→ Your instructions:
Give the number of lines in the records below that include "title". Reply with that number alone.

Dataset rows:
:::::

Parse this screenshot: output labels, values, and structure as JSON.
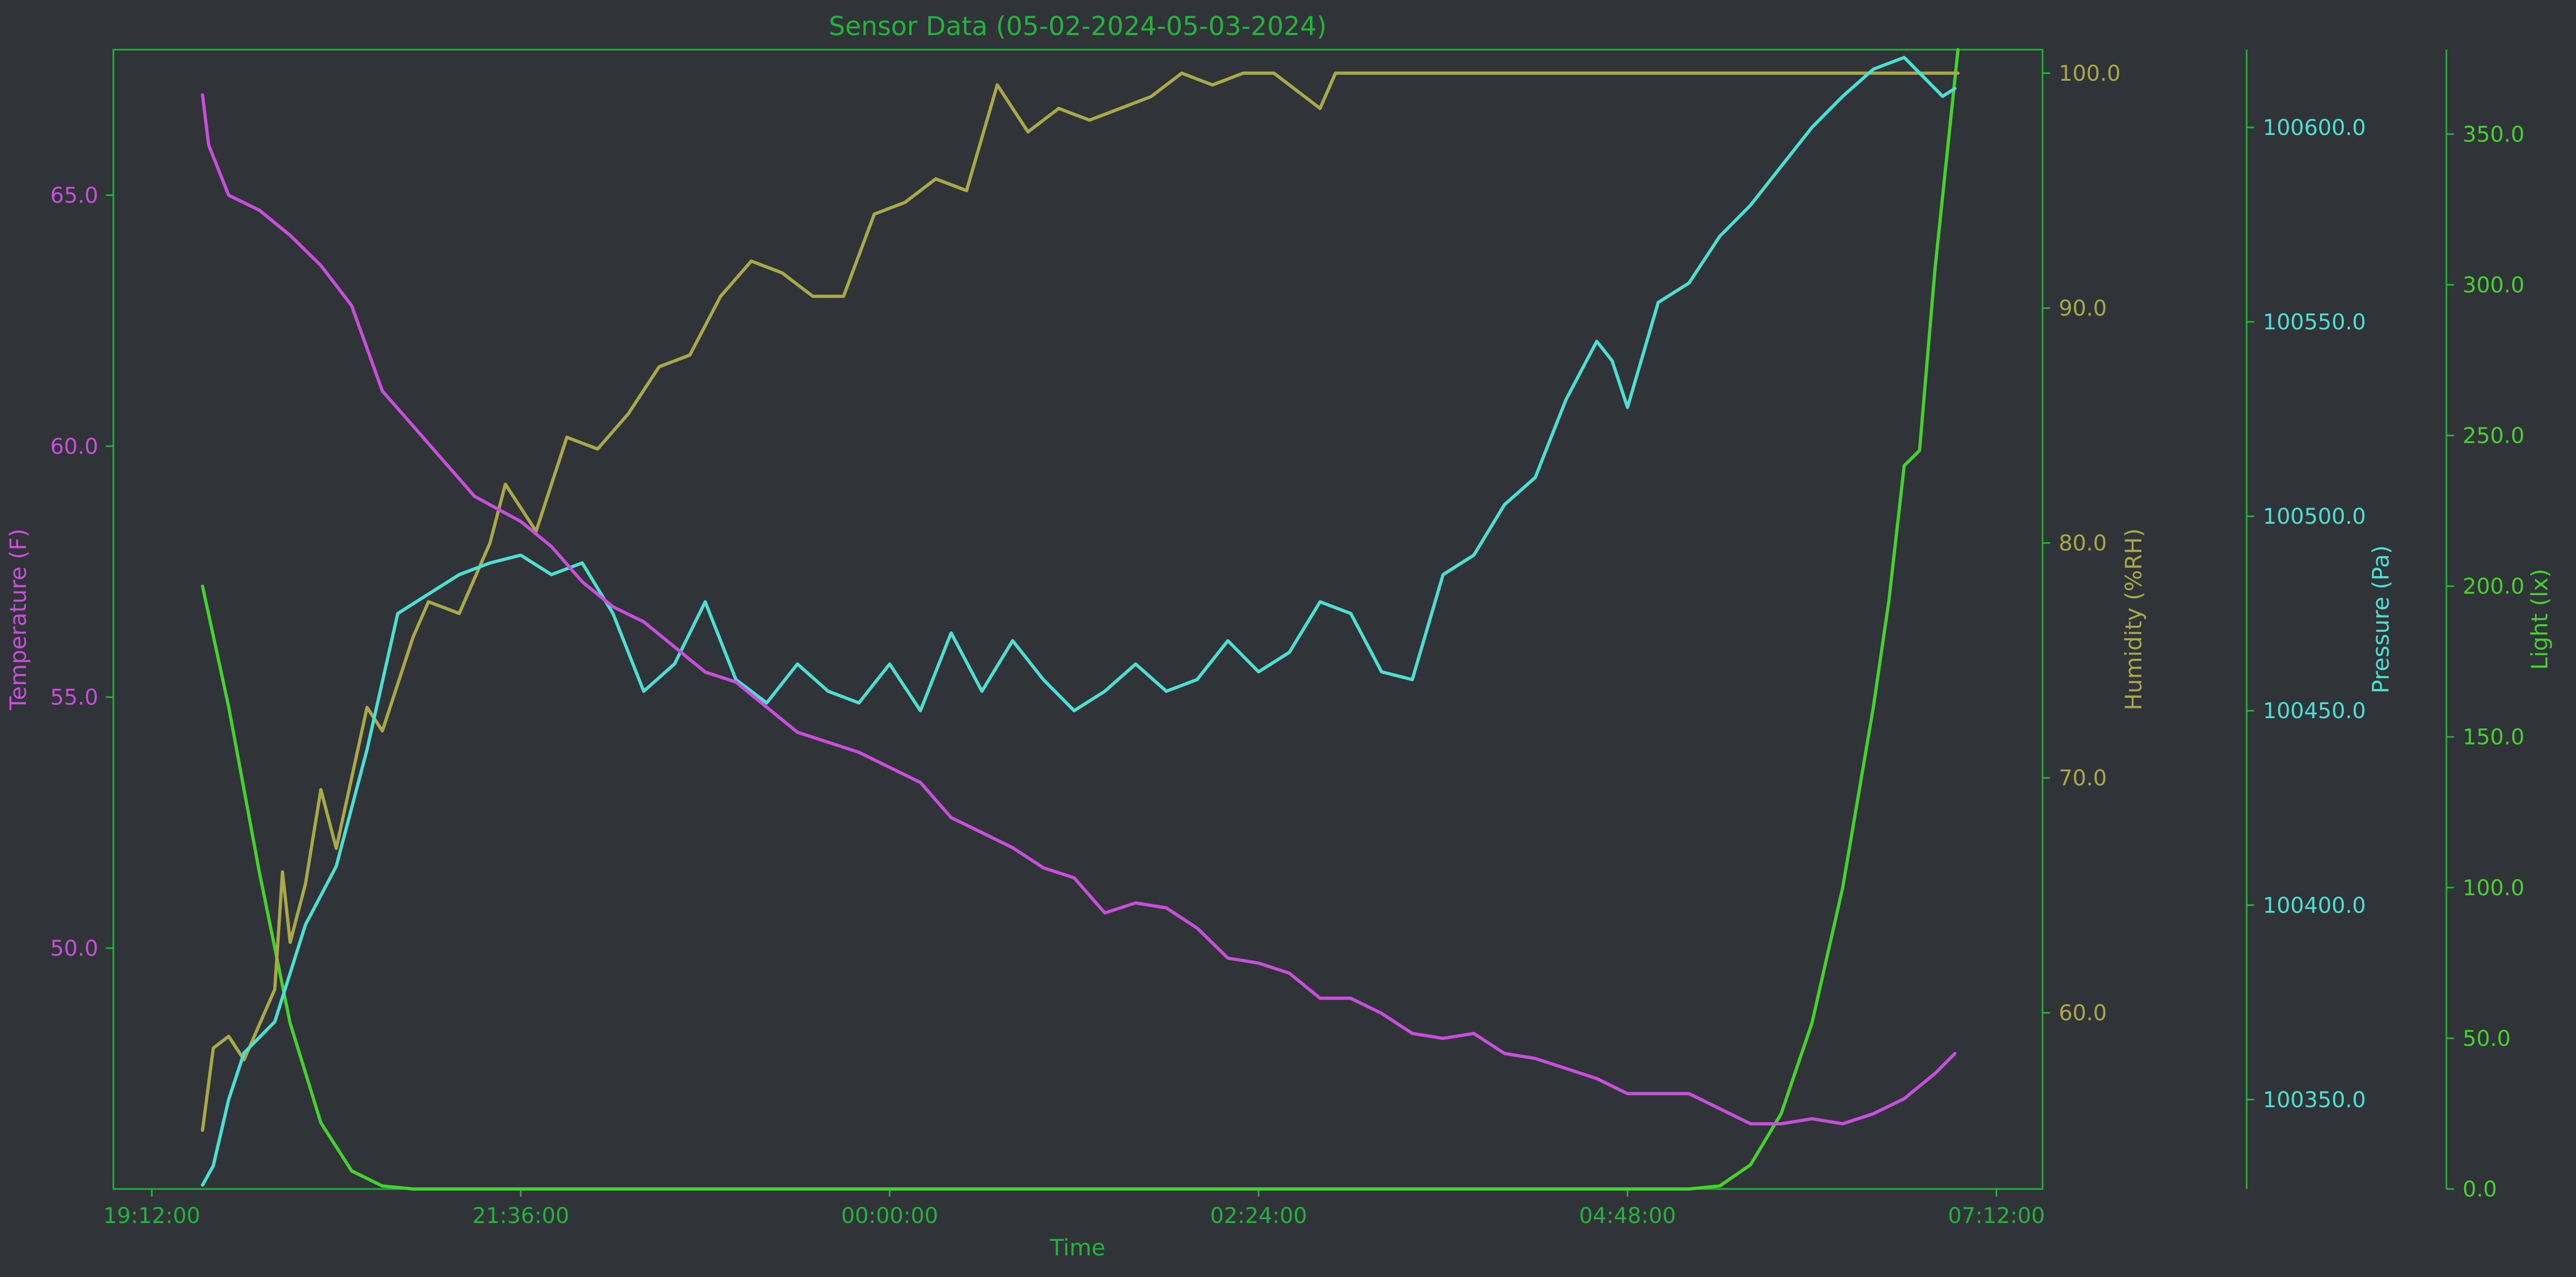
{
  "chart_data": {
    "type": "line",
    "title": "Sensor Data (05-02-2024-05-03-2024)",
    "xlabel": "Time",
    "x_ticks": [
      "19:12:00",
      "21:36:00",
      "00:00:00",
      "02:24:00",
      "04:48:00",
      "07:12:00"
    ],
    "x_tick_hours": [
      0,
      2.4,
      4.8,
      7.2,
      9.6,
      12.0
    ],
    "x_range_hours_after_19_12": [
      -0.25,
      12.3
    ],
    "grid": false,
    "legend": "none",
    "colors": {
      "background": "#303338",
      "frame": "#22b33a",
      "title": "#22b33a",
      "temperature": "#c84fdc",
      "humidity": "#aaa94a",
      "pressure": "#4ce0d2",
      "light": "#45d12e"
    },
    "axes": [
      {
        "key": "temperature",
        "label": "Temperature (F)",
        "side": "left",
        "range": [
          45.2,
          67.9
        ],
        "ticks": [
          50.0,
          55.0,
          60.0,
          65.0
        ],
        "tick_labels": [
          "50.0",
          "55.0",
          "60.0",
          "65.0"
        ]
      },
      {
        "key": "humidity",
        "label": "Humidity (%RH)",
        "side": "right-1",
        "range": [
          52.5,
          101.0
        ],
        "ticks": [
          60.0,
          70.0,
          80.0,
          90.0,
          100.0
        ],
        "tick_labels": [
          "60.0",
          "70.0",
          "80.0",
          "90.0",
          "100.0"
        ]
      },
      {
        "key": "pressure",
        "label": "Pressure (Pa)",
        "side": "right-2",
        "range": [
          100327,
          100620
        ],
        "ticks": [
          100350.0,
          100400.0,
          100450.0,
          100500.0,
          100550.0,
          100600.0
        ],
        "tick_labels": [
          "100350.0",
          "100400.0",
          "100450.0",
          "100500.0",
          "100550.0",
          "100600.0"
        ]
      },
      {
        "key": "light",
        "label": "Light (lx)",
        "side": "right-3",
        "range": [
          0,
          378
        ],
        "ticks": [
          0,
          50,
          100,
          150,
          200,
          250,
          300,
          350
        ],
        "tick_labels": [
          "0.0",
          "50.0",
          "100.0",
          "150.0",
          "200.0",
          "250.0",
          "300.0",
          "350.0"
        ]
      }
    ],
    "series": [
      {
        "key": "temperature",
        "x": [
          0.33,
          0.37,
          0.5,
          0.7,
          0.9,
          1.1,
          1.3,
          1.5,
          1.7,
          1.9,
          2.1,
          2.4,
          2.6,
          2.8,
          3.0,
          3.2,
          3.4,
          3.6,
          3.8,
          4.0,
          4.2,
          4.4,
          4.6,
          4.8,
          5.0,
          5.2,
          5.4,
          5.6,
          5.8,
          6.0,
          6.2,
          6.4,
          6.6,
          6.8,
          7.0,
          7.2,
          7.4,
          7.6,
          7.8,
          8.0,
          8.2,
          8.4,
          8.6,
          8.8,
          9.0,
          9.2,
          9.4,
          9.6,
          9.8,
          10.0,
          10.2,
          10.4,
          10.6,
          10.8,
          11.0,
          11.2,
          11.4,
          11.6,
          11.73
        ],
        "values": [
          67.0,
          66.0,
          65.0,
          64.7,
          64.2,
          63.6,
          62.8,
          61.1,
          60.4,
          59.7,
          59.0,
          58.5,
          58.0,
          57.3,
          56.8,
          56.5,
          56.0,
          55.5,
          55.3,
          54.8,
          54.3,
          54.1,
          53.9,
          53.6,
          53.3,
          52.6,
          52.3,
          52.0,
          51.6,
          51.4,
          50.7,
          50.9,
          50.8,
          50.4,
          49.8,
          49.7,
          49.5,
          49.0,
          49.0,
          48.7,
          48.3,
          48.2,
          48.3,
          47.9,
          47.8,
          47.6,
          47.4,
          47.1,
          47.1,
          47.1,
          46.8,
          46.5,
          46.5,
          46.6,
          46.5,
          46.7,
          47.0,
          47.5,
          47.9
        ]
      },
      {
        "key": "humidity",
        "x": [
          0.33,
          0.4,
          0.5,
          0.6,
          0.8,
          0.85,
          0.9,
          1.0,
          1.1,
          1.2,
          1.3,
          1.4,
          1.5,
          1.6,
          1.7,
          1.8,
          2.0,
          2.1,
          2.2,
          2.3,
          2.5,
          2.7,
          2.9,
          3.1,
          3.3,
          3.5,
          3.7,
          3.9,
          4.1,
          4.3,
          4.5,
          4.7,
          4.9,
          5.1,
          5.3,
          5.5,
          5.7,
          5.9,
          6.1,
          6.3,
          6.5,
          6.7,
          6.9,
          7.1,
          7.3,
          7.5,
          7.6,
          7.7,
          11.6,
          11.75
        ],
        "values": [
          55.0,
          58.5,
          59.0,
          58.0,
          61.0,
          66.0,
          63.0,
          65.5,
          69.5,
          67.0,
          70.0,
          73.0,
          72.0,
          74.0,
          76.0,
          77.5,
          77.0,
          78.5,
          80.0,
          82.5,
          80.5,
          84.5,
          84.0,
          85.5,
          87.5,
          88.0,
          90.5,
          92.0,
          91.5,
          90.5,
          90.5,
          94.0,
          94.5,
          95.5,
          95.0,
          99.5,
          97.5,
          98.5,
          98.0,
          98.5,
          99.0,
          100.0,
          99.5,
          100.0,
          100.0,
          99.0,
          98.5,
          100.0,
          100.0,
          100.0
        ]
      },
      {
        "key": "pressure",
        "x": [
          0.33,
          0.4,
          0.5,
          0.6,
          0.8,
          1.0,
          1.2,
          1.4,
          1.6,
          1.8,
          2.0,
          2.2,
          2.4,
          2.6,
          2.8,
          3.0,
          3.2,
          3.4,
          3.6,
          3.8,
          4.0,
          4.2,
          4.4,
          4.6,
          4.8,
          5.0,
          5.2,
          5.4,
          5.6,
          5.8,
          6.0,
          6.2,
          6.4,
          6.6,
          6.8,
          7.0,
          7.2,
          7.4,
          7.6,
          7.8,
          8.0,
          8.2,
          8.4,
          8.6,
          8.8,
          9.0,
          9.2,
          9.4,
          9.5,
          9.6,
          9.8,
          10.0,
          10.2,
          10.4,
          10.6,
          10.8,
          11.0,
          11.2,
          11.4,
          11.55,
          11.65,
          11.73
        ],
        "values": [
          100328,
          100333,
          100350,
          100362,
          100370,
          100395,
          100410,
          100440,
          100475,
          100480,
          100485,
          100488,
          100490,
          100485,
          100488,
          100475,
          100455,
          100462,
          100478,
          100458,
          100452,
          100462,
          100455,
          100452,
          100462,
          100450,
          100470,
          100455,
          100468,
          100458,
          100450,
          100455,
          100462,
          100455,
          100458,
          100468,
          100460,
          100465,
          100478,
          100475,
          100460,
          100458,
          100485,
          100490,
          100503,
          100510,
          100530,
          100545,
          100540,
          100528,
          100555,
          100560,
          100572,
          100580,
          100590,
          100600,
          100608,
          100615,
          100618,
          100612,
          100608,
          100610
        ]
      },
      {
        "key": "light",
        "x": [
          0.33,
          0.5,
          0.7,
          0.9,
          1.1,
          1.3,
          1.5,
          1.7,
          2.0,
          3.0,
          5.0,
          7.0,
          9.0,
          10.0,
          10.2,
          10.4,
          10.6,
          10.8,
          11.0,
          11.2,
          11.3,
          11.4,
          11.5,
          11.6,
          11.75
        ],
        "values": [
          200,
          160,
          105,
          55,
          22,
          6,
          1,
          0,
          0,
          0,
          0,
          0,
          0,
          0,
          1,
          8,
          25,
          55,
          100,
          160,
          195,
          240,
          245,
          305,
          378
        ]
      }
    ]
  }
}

:::::

→ Worked answer:
2